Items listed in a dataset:
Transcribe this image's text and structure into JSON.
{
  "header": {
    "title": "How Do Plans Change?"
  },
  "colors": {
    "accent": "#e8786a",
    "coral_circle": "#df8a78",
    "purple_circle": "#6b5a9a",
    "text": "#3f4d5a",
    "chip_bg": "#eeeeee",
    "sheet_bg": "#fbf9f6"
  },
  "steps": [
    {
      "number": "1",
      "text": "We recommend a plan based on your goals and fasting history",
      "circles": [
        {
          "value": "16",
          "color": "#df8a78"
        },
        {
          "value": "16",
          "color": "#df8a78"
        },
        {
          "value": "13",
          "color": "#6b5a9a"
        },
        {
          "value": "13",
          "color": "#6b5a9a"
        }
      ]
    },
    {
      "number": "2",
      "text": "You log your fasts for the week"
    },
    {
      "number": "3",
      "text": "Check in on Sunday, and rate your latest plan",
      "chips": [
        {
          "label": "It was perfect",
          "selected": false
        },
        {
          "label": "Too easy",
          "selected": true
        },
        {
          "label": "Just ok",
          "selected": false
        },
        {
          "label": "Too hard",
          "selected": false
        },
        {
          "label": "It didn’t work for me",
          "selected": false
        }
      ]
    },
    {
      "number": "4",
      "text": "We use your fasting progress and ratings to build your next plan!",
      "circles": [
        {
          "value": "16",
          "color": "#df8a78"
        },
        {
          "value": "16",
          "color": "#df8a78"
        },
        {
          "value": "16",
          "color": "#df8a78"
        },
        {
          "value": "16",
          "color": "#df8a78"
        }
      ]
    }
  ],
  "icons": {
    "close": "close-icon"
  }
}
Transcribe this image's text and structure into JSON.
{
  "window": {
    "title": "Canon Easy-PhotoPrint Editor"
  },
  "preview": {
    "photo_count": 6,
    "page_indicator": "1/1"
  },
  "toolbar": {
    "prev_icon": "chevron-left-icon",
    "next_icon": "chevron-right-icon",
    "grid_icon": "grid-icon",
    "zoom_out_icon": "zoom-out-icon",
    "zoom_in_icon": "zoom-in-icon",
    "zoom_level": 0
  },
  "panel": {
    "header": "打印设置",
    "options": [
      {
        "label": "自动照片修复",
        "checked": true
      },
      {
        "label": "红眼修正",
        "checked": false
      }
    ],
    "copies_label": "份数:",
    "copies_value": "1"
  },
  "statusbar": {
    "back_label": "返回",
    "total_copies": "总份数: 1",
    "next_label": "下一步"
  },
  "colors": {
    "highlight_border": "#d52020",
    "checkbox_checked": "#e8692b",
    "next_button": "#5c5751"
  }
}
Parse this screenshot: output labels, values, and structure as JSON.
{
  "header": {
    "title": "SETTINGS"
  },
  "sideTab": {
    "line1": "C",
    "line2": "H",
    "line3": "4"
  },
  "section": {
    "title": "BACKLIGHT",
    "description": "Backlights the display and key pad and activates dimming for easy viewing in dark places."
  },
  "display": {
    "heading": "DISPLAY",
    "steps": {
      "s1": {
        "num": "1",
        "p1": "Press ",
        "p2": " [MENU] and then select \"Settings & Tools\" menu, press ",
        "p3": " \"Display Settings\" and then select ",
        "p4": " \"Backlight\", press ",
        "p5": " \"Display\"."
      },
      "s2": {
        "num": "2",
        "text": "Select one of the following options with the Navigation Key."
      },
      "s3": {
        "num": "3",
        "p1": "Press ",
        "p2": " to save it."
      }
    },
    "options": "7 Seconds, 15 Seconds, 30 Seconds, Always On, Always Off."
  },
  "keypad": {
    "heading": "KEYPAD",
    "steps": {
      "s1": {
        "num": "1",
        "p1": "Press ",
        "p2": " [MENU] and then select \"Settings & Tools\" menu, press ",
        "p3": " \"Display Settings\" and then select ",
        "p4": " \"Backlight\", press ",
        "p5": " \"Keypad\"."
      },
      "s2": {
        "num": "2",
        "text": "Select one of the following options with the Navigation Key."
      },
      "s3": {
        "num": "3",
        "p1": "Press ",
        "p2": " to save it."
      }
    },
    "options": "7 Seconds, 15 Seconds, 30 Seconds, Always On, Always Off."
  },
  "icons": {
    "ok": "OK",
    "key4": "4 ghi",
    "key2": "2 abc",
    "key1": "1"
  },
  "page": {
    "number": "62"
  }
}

INSTRUCTION:
From the records above, extract every entry exactly as given.

IN RESPONSE:
Transcribe this image's text and structure into JSON.
{
  "header": {
    "title": "How Do Plans Change?"
  },
  "colors": {
    "accent": "#e8786a",
    "coral_circle": "#df8a78",
    "purple_circle": "#6b5a9a",
    "text": "#3f4d5a",
    "chip_bg": "#eeeeee",
    "sheet_bg": "#fbf9f6"
  },
  "steps": [
    {
      "number": "1",
      "text": "We recommend a plan based on your goals and fasting history",
      "circles": [
        {
          "value": "16",
          "color": "#df8a78"
        },
        {
          "value": "16",
          "color": "#df8a78"
        },
        {
          "value": "13",
          "color": "#6b5a9a"
        },
        {
          "value": "13",
          "color": "#6b5a9a"
        }
      ]
    },
    {
      "number": "2",
      "text": "You log your fasts for the week"
    },
    {
      "number": "3",
      "text": "Check in on Sunday, and rate your latest plan",
      "chips": [
        {
          "label": "It was perfect",
          "selected": false
        },
        {
          "label": "Too easy",
          "selected": true
        },
        {
          "label": "Just ok",
          "selected": false
        },
        {
          "label": "Too hard",
          "selected": false
        },
        {
          "label": "It didn’t work for me",
          "selected": false
        }
      ]
    },
    {
      "number": "4",
      "text": "We use your fasting progress and ratings to build your next plan!",
      "circles": [
        {
          "value": "16",
          "color": "#df8a78"
        },
        {
          "value": "16",
          "color": "#df8a78"
        },
        {
          "value": "16",
          "color": "#df8a78"
        },
        {
          "value": "16",
          "color": "#df8a78"
        }
      ]
    }
  ],
  "icons": {
    "close": "close-icon"
  }
}
Transcribe this image's text and structure into JSON.
{
  "window": {
    "title": "Canon Easy-PhotoPrint Editor"
  },
  "preview": {
    "photo_count": 6,
    "page_indicator": "1/1"
  },
  "toolbar": {
    "prev_icon": "chevron-left-icon",
    "next_icon": "chevron-right-icon",
    "grid_icon": "grid-icon",
    "zoom_out_icon": "zoom-out-icon",
    "zoom_in_icon": "zoom-in-icon",
    "zoom_level": 0
  },
  "panel": {
    "header": "打印设置",
    "options": [
      {
        "label": "自动照片修复",
        "checked": true
      },
      {
        "label": "红眼修正",
        "checked": false
      }
    ],
    "copies_label": "份数:",
    "copies_value": "1"
  },
  "statusbar": {
    "back_label": "返回",
    "total_copies": "总份数: 1",
    "next_label": "下一步"
  },
  "colors": {
    "highlight_border": "#d52020",
    "checkbox_checked": "#e8692b",
    "next_button": "#5c5751"
  }
}
Parse this screenshot: output labels, values, and structure as JSON.
{
  "header": {
    "title": "SETTINGS"
  },
  "sideTab": {
    "line1": "C",
    "line2": "H",
    "line3": "4"
  },
  "section": {
    "title": "BACKLIGHT",
    "description": "Backlights the display and key pad and activates dimming for easy viewing in dark places."
  },
  "display": {
    "heading": "DISPLAY",
    "steps": {
      "s1": {
        "num": "1",
        "p1": "Press ",
        "p2": " [MENU] and then select \"Settings & Tools\" menu, press ",
        "p3": " \"Display Settings\" and then select ",
        "p4": " \"Backlight\", press ",
        "p5": " \"Display\"."
      },
      "s2": {
        "num": "2",
        "text": "Select one of the following options with the Navigation Key."
      },
      "s3": {
        "num": "3",
        "p1": "Press ",
        "p2": " to save it."
      }
    },
    "options": "7 Seconds, 15 Seconds, 30 Seconds, Always On, Always Off."
  },
  "keypad": {
    "heading": "KEYPAD",
    "steps": {
      "s1": {
        "num": "1",
        "p1": "Press ",
        "p2": " [MENU] and then select \"Settings & Tools\" menu, press ",
        "p3": " \"Display Settings\" and then select ",
        "p4": " \"Backlight\", press ",
        "p5": " \"Keypad\"."
      },
      "s2": {
        "num": "2",
        "text": "Select one of the following options with the Navigation Key."
      },
      "s3": {
        "num": "3",
        "p1": "Press ",
        "p2": " to save it."
      }
    },
    "options": "7 Seconds, 15 Seconds, 30 Seconds, Always On, Always Off."
  },
  "icons": {
    "ok": "OK",
    "key4": "4 ghi",
    "key2": "2 abc",
    "key1": "1"
  },
  "page": {
    "number": "62"
  }
}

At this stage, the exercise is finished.